WORK REQUIRED = Copy the records below line for line, with no changes to any character.

— begin DATASET EXTRACT —

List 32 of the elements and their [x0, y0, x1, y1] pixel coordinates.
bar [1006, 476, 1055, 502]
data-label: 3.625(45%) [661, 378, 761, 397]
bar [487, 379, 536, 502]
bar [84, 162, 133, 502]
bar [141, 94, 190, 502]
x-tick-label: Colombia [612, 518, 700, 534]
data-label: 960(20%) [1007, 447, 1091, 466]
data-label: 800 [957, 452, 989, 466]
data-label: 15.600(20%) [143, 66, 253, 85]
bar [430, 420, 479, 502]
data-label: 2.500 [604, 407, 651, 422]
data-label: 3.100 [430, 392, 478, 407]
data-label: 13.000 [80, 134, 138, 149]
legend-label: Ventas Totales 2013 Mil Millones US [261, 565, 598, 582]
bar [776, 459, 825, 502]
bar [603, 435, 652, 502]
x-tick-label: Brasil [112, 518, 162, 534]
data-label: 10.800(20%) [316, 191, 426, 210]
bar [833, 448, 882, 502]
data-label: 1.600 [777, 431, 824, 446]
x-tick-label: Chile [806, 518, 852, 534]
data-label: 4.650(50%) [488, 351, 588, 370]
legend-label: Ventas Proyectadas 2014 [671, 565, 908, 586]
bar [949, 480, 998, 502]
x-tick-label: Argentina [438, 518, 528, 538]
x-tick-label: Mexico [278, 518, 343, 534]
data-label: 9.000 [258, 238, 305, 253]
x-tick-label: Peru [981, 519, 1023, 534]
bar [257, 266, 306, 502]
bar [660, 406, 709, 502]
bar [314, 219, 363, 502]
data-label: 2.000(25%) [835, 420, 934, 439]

— end DATASET EXTRACT —

FINISHED ANSWER =
List 32 of the elements and their [x0, y0, x1, y1] pixel coordinates.
bar [1006, 476, 1055, 502]
data-label: 3.625(45%) [661, 378, 761, 397]
bar [487, 379, 536, 502]
bar [84, 162, 133, 502]
bar [141, 94, 190, 502]
x-tick-label: Colombia [612, 518, 700, 534]
data-label: 960(20%) [1007, 447, 1091, 466]
data-label: 800 [957, 452, 989, 466]
data-label: 15.600(20%) [143, 66, 253, 85]
bar [430, 420, 479, 502]
data-label: 2.500 [604, 407, 651, 422]
data-label: 3.100 [430, 392, 478, 407]
data-label: 13.000 [80, 134, 138, 149]
legend-label: Ventas Totales 2013 Mil Millones US [261, 565, 598, 582]
bar [776, 459, 825, 502]
bar [603, 435, 652, 502]
x-tick-label: Brasil [112, 518, 162, 534]
data-label: 10.800(20%) [316, 191, 426, 210]
bar [833, 448, 882, 502]
data-label: 1.600 [777, 431, 824, 446]
x-tick-label: Chile [806, 518, 852, 534]
data-label: 4.650(50%) [488, 351, 588, 370]
legend-label: Ventas Proyectadas 2014 [671, 565, 908, 586]
bar [949, 480, 998, 502]
x-tick-label: Argentina [438, 518, 528, 538]
x-tick-label: Mexico [278, 518, 343, 534]
data-label: 9.000 [258, 238, 305, 253]
x-tick-label: Peru [981, 519, 1023, 534]
bar [257, 266, 306, 502]
bar [660, 406, 709, 502]
bar [314, 219, 363, 502]
data-label: 2.000(25%) [835, 420, 934, 439]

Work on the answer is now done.